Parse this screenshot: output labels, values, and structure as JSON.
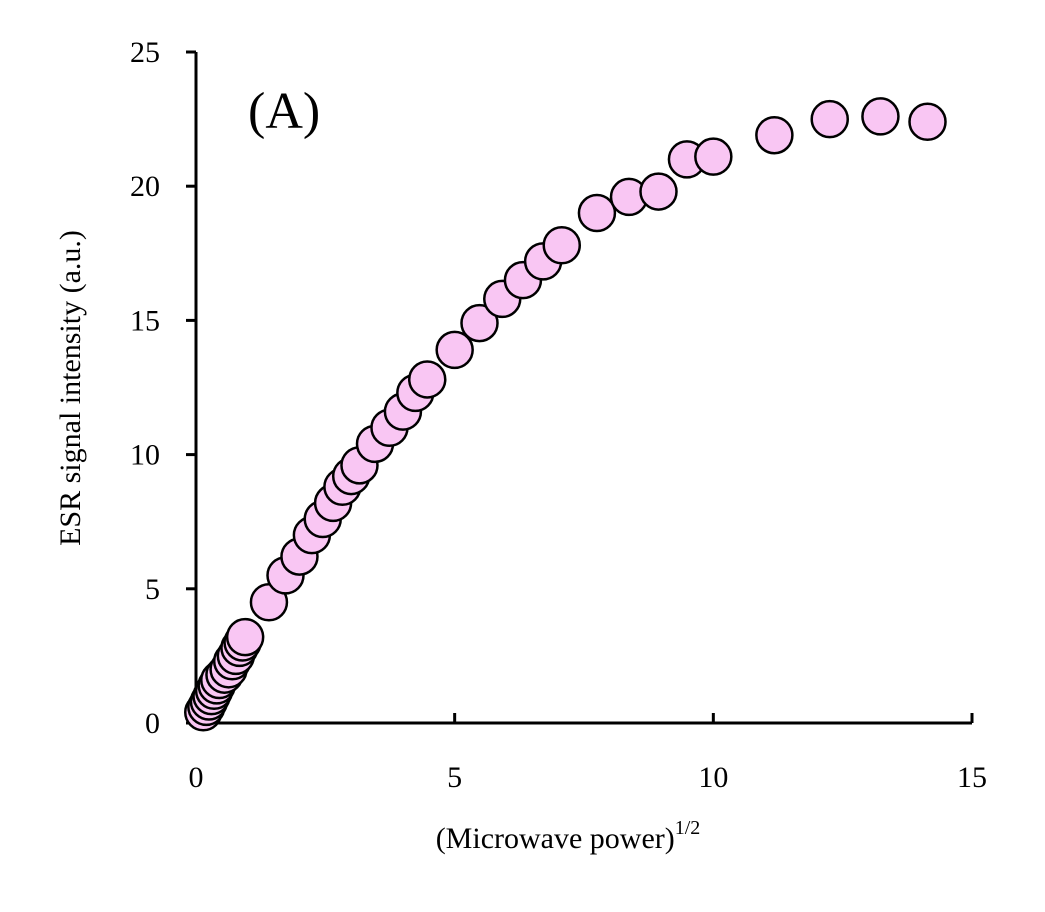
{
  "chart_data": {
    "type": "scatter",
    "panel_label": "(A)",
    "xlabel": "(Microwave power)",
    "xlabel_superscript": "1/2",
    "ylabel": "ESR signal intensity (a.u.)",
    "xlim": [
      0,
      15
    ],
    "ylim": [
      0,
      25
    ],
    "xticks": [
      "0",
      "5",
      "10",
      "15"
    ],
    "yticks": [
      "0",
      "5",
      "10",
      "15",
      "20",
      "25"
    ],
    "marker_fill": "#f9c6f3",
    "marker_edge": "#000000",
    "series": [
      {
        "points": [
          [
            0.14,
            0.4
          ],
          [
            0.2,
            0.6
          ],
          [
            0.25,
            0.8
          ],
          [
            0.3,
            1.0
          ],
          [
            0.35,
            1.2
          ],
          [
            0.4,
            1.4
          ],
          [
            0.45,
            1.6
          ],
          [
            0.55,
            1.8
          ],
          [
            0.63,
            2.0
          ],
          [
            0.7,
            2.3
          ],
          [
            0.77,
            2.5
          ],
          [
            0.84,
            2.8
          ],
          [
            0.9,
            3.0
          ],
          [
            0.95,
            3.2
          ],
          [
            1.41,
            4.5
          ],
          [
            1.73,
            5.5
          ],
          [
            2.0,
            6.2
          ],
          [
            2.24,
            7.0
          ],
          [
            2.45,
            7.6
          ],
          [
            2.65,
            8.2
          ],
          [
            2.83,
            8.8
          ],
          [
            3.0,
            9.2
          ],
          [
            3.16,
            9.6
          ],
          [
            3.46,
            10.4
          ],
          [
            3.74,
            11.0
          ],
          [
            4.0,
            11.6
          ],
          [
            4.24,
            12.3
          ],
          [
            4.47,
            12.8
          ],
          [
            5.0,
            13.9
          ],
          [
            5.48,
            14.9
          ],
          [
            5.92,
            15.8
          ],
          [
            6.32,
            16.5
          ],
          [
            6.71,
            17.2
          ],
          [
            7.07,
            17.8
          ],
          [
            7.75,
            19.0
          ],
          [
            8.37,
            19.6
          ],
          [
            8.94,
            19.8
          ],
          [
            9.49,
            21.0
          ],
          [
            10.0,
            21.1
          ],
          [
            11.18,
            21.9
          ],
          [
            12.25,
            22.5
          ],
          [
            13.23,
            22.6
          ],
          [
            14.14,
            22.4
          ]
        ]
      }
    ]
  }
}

☆ ☆ ☆

> _Exercise objective_:
Transcribe the records above exactly as they appear, leaving out any pictures.

> _Result_:
Parse this screenshot: output labels, values, and structure as JSON.
{
  "chart_data": {
    "type": "scatter",
    "panel_label": "(A)",
    "xlabel": "(Microwave power)",
    "xlabel_superscript": "1/2",
    "ylabel": "ESR signal intensity (a.u.)",
    "xlim": [
      0,
      15
    ],
    "ylim": [
      0,
      25
    ],
    "xticks": [
      "0",
      "5",
      "10",
      "15"
    ],
    "yticks": [
      "0",
      "5",
      "10",
      "15",
      "20",
      "25"
    ],
    "marker_fill": "#f9c6f3",
    "marker_edge": "#000000",
    "series": [
      {
        "points": [
          [
            0.14,
            0.4
          ],
          [
            0.2,
            0.6
          ],
          [
            0.25,
            0.8
          ],
          [
            0.3,
            1.0
          ],
          [
            0.35,
            1.2
          ],
          [
            0.4,
            1.4
          ],
          [
            0.45,
            1.6
          ],
          [
            0.55,
            1.8
          ],
          [
            0.63,
            2.0
          ],
          [
            0.7,
            2.3
          ],
          [
            0.77,
            2.5
          ],
          [
            0.84,
            2.8
          ],
          [
            0.9,
            3.0
          ],
          [
            0.95,
            3.2
          ],
          [
            1.41,
            4.5
          ],
          [
            1.73,
            5.5
          ],
          [
            2.0,
            6.2
          ],
          [
            2.24,
            7.0
          ],
          [
            2.45,
            7.6
          ],
          [
            2.65,
            8.2
          ],
          [
            2.83,
            8.8
          ],
          [
            3.0,
            9.2
          ],
          [
            3.16,
            9.6
          ],
          [
            3.46,
            10.4
          ],
          [
            3.74,
            11.0
          ],
          [
            4.0,
            11.6
          ],
          [
            4.24,
            12.3
          ],
          [
            4.47,
            12.8
          ],
          [
            5.0,
            13.9
          ],
          [
            5.48,
            14.9
          ],
          [
            5.92,
            15.8
          ],
          [
            6.32,
            16.5
          ],
          [
            6.71,
            17.2
          ],
          [
            7.07,
            17.8
          ],
          [
            7.75,
            19.0
          ],
          [
            8.37,
            19.6
          ],
          [
            8.94,
            19.8
          ],
          [
            9.49,
            21.0
          ],
          [
            10.0,
            21.1
          ],
          [
            11.18,
            21.9
          ],
          [
            12.25,
            22.5
          ],
          [
            13.23,
            22.6
          ],
          [
            14.14,
            22.4
          ]
        ]
      }
    ]
  }
}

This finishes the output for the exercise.